Data records:
* * * * *
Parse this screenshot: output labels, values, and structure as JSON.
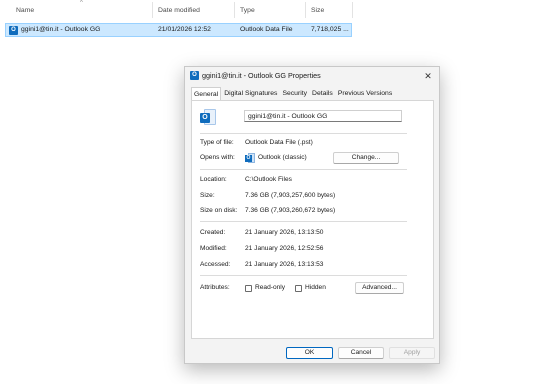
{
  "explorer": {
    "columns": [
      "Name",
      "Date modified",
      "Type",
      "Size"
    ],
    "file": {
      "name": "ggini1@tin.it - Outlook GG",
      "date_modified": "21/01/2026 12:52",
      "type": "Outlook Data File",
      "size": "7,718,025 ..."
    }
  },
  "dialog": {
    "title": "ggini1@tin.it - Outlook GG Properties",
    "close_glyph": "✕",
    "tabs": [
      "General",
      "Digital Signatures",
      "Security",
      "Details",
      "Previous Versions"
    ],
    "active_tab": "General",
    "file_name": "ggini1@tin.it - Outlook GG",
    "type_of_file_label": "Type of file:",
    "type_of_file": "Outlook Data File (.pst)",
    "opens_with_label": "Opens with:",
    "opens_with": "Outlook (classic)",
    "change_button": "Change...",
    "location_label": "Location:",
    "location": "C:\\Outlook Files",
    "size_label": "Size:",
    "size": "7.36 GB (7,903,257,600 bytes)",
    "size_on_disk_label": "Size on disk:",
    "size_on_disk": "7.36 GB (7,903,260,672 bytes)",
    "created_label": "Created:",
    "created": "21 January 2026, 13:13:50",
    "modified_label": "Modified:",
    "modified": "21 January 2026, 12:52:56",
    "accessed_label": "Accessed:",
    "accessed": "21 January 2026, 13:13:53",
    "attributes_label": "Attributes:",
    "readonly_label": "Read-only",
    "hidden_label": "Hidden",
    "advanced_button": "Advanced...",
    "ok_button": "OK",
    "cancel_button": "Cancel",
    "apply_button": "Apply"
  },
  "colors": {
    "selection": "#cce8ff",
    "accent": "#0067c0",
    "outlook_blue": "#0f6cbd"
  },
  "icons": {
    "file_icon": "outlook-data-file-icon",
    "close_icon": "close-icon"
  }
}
* * * * *
## GIVEN TASK
Gather every line from the listing above in which "bytes" appears, and copy those lines.

## THE OUTPUT
    "size": "7.36 GB (7,903,257,600 bytes)",
    "size_on_disk": "7.36 GB (7,903,260,672 bytes)",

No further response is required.